## Exercise text
★ ★ ★ ★

A Randomized Double-Blind Study of Denosumab Compared with Zoledronic Acid in Postmenopausal Women with Osteoporosis Previously Treated with Oral Bisphosphonate

PD Miller¹, N Pannacciulli², JP Brown³, E Czerwinski⁴, BS Nedergaard⁵, MA Bolognese⁶, J Malouf⁷, HG Bone⁸, JY Reginster⁹, A Singer¹⁰, C Wang², RB Wagman² and SR Cummings¹¹, ¹Colorado Center for Bone Research, Lakewood, CO, ²Amgen Inc., Thousand Oaks, CA, ³Laval University and CHU de Québec (CHUL) Research Centre, Québec City, QC, Canada, ⁴Krakow Medical Center, Krakow, Poland, ⁵Center for Clinical and Basic Research, Aalborg, Denmark, ⁶The Bethesda Health Research Center, Bethesda, MD, ⁷Hospital de la Santa Creu i Sant Pau, Barcelona, Spain, ⁸Michigan Bone and Mineral Clinic, Detroit, MI, ⁹University of Liège, Liège, Belgium, ¹⁰Georgetown University Medical Center, Washington, DC, ¹¹San Francisco Coordinating Center, CPMC Research Institute, San Francisco, CA

Meeting: 2015 ACR/ARHP Annual Meeting

Date of first publication: September 29, 2015

Keywords: Bisphosphonates, Denosumab and osteoporosis

Session Information

Date: Sunday, November 8, 2015

Title: ACR Plenary Session I: Discovery 2015

Session Type: ACR Plenary Session

Session Time: 11:00AM-12:30PM

Background/Purpose: Oral bisphosphonates are the most common osteoporosis treatment,
but inconvenient dosing regimens and side effects lead to low adherence. Less frequently dosed bisphosphonates, eg, once yearly zoledronic
acid (ZOL), are part of the treatment algorithm for patients who have failed or
are intolerant to oral bisphosphonates. Yet
there is no evidence that cycling through bisphosphonates
offers therapeutic benefit. Denosumab (DMAb) has shown bone mineral
density (BMD) increases in subjects previously treated with oral bisphosphonates, in contrast to ZOL (McClung et
al. Bone 2007). This study evaluated DMAb
compared with ZOL in postmenopausal women with osteoporosis previously treated with oral bisphosphonates.

★ ★ ★ ★

## Source information
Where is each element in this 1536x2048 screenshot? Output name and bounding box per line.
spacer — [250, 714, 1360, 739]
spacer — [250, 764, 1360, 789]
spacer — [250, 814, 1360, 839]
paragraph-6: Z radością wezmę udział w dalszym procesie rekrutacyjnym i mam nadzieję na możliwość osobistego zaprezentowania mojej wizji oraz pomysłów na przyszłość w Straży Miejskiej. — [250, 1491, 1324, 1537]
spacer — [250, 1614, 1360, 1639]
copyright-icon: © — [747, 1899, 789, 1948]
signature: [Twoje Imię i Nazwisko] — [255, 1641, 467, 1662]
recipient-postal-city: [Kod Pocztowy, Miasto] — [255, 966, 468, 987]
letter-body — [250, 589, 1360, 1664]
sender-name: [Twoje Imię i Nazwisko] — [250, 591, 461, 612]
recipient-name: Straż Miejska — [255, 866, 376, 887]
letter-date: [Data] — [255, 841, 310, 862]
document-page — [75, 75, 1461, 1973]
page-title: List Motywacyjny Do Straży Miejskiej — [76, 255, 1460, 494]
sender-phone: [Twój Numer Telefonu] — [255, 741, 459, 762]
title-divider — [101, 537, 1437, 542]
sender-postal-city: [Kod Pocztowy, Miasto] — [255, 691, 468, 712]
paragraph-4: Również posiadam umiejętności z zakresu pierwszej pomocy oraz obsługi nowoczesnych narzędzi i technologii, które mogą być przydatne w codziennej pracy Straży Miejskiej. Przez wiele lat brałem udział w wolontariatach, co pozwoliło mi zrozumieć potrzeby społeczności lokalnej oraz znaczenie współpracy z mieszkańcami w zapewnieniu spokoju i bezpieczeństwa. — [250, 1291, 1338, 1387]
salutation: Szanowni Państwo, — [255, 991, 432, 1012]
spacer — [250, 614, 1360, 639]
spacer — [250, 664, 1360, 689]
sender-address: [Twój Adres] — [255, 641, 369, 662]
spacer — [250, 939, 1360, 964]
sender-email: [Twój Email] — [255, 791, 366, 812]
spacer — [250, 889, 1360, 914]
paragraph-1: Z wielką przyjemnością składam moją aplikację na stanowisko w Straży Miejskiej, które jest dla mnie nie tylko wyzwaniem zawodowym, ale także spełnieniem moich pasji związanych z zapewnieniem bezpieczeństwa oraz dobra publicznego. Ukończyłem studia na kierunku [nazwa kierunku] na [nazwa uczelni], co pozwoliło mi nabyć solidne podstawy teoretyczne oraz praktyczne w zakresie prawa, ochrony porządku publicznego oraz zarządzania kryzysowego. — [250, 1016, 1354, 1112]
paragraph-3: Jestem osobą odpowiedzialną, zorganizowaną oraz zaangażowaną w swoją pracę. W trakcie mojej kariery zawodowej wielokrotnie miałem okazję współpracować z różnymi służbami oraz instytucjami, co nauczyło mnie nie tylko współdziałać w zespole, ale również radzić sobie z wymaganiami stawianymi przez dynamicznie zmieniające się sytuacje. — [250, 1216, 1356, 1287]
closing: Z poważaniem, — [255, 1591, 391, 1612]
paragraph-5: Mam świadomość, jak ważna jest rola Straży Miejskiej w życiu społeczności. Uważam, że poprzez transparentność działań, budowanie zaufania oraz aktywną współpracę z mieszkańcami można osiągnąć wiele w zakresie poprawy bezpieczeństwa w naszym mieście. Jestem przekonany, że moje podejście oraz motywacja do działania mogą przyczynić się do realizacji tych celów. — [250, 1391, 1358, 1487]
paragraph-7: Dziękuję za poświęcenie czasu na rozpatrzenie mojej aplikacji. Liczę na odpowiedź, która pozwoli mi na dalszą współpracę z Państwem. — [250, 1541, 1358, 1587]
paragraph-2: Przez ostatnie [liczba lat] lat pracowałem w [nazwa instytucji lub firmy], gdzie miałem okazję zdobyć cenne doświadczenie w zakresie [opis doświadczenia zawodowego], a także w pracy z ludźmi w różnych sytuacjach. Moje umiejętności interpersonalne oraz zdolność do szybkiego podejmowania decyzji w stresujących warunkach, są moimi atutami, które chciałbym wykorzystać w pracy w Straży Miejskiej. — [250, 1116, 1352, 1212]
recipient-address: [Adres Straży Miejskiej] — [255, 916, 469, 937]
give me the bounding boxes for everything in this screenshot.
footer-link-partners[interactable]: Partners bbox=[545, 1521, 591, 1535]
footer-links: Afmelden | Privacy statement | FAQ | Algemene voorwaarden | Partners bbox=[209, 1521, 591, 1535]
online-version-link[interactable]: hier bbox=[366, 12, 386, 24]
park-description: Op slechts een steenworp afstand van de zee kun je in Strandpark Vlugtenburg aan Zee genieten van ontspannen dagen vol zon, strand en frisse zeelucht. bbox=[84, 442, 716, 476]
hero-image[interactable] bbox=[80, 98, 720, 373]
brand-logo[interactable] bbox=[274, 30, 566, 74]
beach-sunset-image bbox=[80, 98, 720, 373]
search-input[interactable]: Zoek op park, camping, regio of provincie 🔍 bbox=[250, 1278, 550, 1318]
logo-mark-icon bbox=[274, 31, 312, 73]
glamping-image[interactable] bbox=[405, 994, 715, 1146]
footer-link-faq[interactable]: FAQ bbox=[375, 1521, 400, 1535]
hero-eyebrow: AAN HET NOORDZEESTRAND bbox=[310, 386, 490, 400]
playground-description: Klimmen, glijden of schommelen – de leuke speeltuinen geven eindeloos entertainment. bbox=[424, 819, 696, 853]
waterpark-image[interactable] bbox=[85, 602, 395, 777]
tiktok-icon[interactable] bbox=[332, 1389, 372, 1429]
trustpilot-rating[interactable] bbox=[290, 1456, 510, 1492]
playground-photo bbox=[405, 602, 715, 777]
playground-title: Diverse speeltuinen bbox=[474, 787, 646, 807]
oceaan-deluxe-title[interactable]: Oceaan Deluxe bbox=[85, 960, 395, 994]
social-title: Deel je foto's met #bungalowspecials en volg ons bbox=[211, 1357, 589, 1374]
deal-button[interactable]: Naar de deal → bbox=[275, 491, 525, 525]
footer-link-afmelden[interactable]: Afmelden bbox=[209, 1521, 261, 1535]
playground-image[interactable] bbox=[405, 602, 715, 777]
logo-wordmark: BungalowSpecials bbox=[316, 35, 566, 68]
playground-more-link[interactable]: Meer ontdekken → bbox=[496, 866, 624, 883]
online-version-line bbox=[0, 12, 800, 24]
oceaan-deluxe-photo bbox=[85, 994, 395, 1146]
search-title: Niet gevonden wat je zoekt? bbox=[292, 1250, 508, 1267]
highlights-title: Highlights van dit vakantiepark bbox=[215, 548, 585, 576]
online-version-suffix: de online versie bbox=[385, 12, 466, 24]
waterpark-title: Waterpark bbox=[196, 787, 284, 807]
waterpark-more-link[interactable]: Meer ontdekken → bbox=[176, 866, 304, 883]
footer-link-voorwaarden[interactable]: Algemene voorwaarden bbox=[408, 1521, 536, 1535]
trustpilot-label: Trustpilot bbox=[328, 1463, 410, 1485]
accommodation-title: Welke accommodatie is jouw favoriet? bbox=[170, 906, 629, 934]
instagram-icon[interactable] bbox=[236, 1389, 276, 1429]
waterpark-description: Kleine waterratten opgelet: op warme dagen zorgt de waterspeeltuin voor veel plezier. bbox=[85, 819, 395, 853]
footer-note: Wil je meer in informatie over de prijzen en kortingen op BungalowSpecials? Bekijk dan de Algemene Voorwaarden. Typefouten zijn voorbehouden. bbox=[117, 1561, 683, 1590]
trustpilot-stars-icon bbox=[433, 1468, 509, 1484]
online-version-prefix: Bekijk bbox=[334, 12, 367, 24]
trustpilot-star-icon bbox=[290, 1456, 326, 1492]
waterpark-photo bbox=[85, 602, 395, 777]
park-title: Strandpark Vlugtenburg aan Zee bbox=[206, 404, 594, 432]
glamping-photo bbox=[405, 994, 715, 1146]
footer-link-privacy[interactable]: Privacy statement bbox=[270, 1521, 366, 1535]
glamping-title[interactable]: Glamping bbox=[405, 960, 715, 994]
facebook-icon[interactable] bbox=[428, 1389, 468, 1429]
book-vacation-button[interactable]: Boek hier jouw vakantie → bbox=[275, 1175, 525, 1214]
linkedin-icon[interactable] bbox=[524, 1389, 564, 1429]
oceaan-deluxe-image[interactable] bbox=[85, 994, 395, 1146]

★ ★ ★ ★

## Required actions
a - What session time does the denosumab study abstract list for its plenary session?
b - Carry on the denosumab study abstract from the point where it stops.

## Answer list
a - 11:00AM-12:30PM

b -
Methods: This
was a 12-month, multicenter, randomized, double-blind, double-dummy study in postmenopausal
women aged ≥ 55 years who had received oral bisphosphonates
for ≥ 2 years; had a BMD T-score ≤ –2.5 at the lumbar spine,
total hip, or femoral neck; and a serum C-telopeptide
of type 1 collagen (sCTX) ≤ 0.5 ng/mL. Subjects were randomized
1:1 to DMAb 60 mg every 6 months (Q6M) + placebo (intravenous [IV] once yearly)
or ZOL 5 mg IV once yearly + placebo (subcutaneous Q6M) for 12 months, and received
calcium and vitamin D daily. Endpoints included percentage
change from baseline in BMD at the lumbar
spine (primary endpoint), total hip, femoral neck,
and 1/3 radius at month 12. sCTX and procollagen type 1 N-terminal propeptide
(P1NP) were measured post baseline in a subset of subjects. Safety was also
assessed.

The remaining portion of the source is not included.